=== Dataset items ===
## Begin

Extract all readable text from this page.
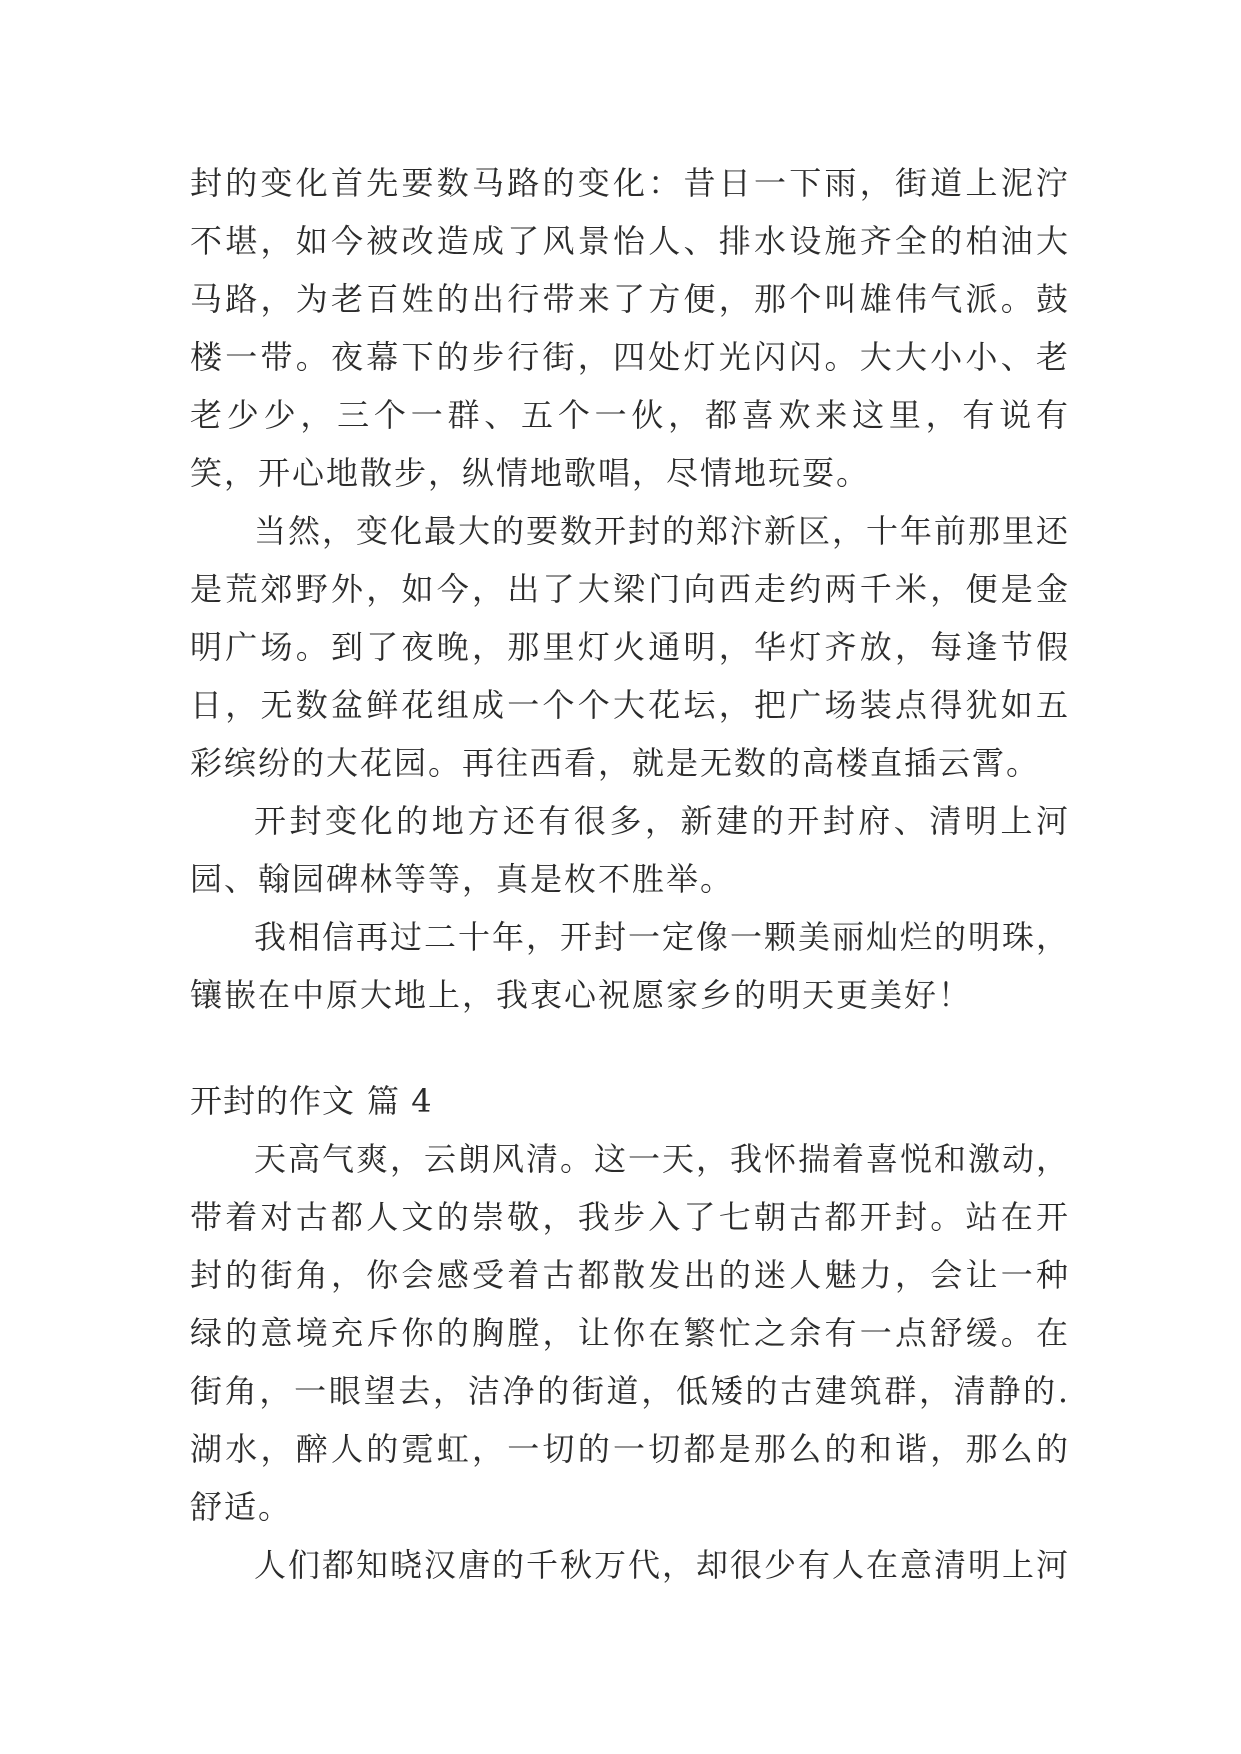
封的变化首先要数马路的变化：昔日一下雨，街道上泥泞不堪，如今被改造成了风景怡人、排水设施齐全的柏油大马路，为老百姓的出行带来了方便，那个叫雄伟气派。鼓楼一带。夜幕下的步行街，四处灯光闪闪。大大小小、老老少少，三个一群、五个一伙，都喜欢来这里，有说有笑，开心地散步，纵情地歌唱，尽情地玩耍。

当然，变化最大的要数开封的郑汴新区，十年前那里还是荒郊野外，如今，出了大梁门向西走约两千米，便是金明广场。到了夜晚，那里灯火通明，华灯齐放，每逢节假日，无数盆鲜花组成一个个大花坛，把广场装点得犹如五彩缤纷的大花园。再往西看，就是无数的高楼直插云霄。

开封变化的地方还有很多，新建的开封府、清明上河园、翰园碑林等等，真是枚不胜举。

我相信再过二十年，开封一定像一颗美丽灿烂的明珠，镶嵌在中原大地上，我衷心祝愿家乡的明天更美好！

开封的作文 篇 4

天高气爽，云朗风清。这一天，我怀揣着喜悦和激动，带着对古都人文的崇敬，我步入了七朝古都开封。站在开封的街角，你会感受着古都散发出的迷人魅力，会让一种绿的意境充斥你的胸膛，让你在繁忙之余有一点舒缓。在街角，一眼望去，洁净的街道，低矮的古建筑群，清静的.湖水，醉人的霓虹，一切的一切都是那么的和谐，那么的舒适。

人们都知晓汉唐的千秋万代，却很少有人在意清明上河
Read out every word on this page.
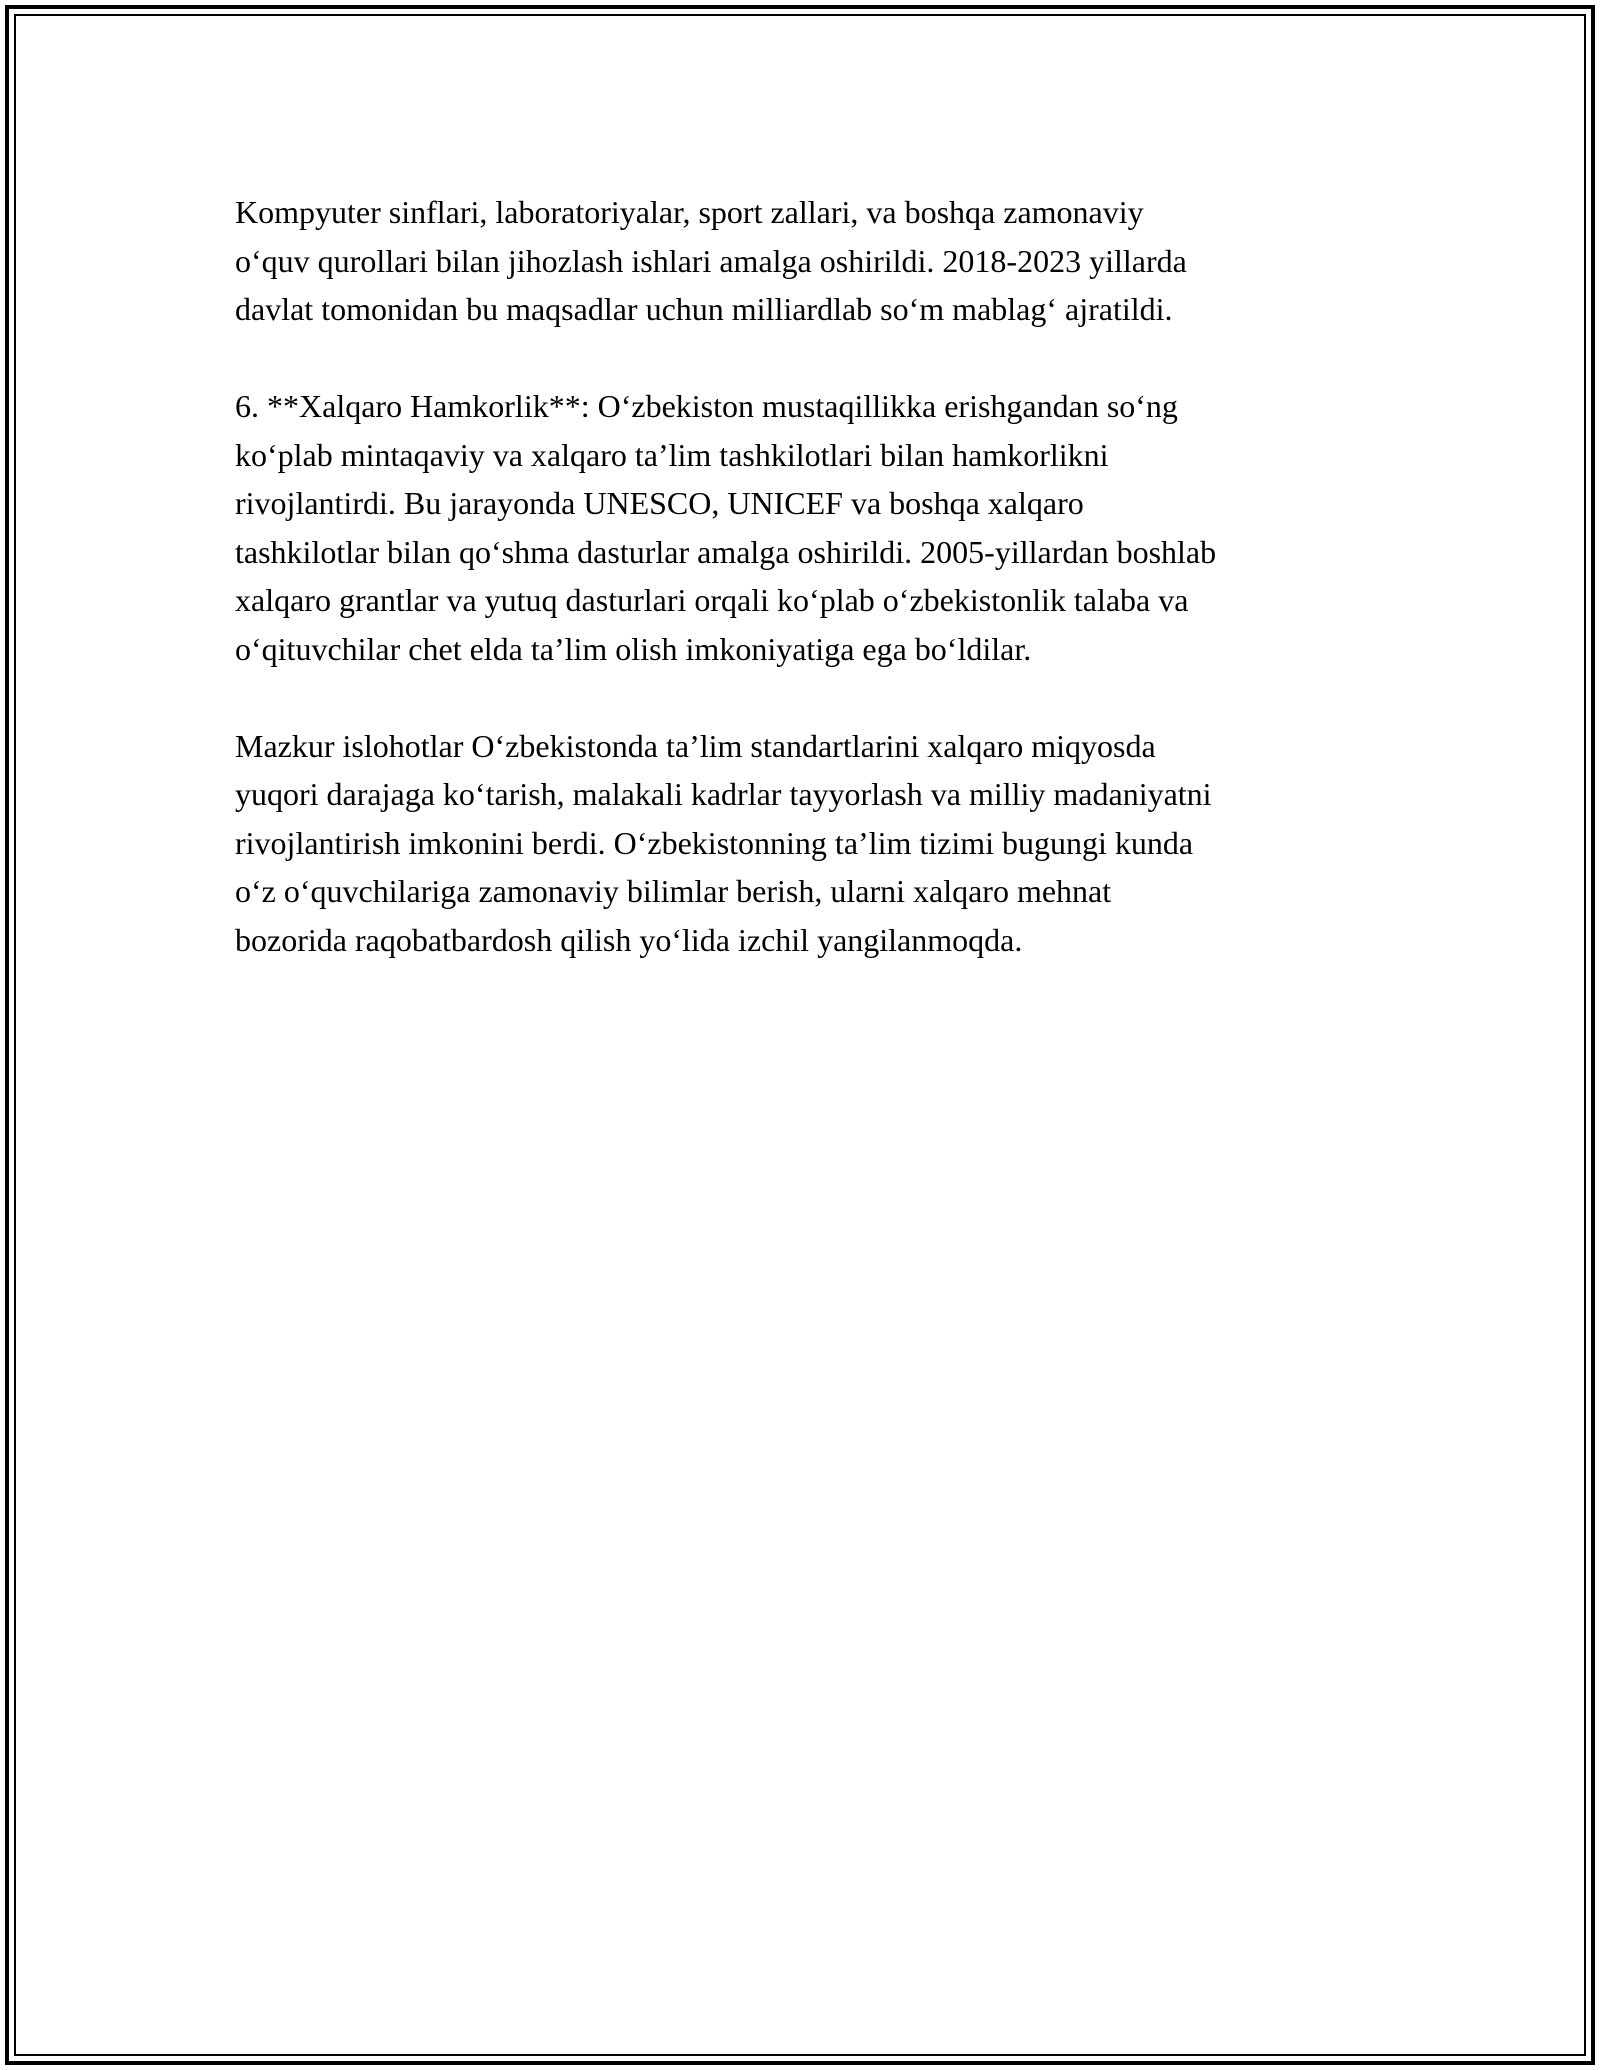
Kompyuter sinflari, laboratoriyalar, sport zallari, va boshqa zamonaviy
o‘quv qurollari bilan jihozlash ishlari amalga oshirildi. 2018-2023 yillarda
davlat tomonidan bu maqsadlar uchun milliardlab so‘m mablag‘ ajratildi.

6. **Xalqaro Hamkorlik**: O‘zbekiston mustaqillikka erishgandan so‘ng
ko‘plab mintaqaviy va xalqaro ta’lim tashkilotlari bilan hamkorlikni
rivojlantirdi. Bu jarayonda UNESCO, UNICEF va boshqa xalqaro
tashkilotlar bilan qo‘shma dasturlar amalga oshirildi. 2005-yillardan boshlab
xalqaro grantlar va yutuq dasturlari orqali ko‘plab o‘zbekistonlik talaba va
o‘qituvchilar chet elda ta’lim olish imkoniyatiga ega bo‘ldilar.

Mazkur islohotlar O‘zbekistonda ta’lim standartlarini xalqaro miqyosda
yuqori darajaga ko‘tarish, malakali kadrlar tayyorlash va milliy madaniyatni
rivojlantirish imkonini berdi. O‘zbekistonning ta’lim tizimi bugungi kunda
o‘z o‘quvchilariga zamonaviy bilimlar berish, ularni xalqaro mehnat
bozorida raqobatbardosh qilish yo‘lida izchil yangilanmoqda.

## End

=== TASK STATEMENT ===
Leave the pictures out. Extract exactly the lines running from the one with "Read out every word on this page." through the last entry, both ends included.

=== RESPONSE TO THIS EXERCISE ===
Read out every word on this page.
Kompyuter sinflari, laboratoriyalar, sport zallari, va boshqa zamonaviy
o‘quv qurollari bilan jihozlash ishlari amalga oshirildi. 2018-2023 yillarda
davlat tomonidan bu maqsadlar uchun milliardlab so‘m mablag‘ ajratildi.

6. **Xalqaro Hamkorlik**: O‘zbekiston mustaqillikka erishgandan so‘ng
ko‘plab mintaqaviy va xalqaro ta’lim tashkilotlari bilan hamkorlikni
rivojlantirdi. Bu jarayonda UNESCO, UNICEF va boshqa xalqaro
tashkilotlar bilan qo‘shma dasturlar amalga oshirildi. 2005-yillardan boshlab
xalqaro grantlar va yutuq dasturlari orqali ko‘plab o‘zbekistonlik talaba va
o‘qituvchilar chet elda ta’lim olish imkoniyatiga ega bo‘ldilar.

Mazkur islohotlar O‘zbekistonda ta’lim standartlarini xalqaro miqyosda
yuqori darajaga ko‘tarish, malakali kadrlar tayyorlash va milliy madaniyatni
rivojlantirish imkonini berdi. O‘zbekistonning ta’lim tizimi bugungi kunda
o‘z o‘quvchilariga zamonaviy bilimlar berish, ularni xalqaro mehnat
bozorida raqobatbardosh qilish yo‘lida izchil yangilanmoqda.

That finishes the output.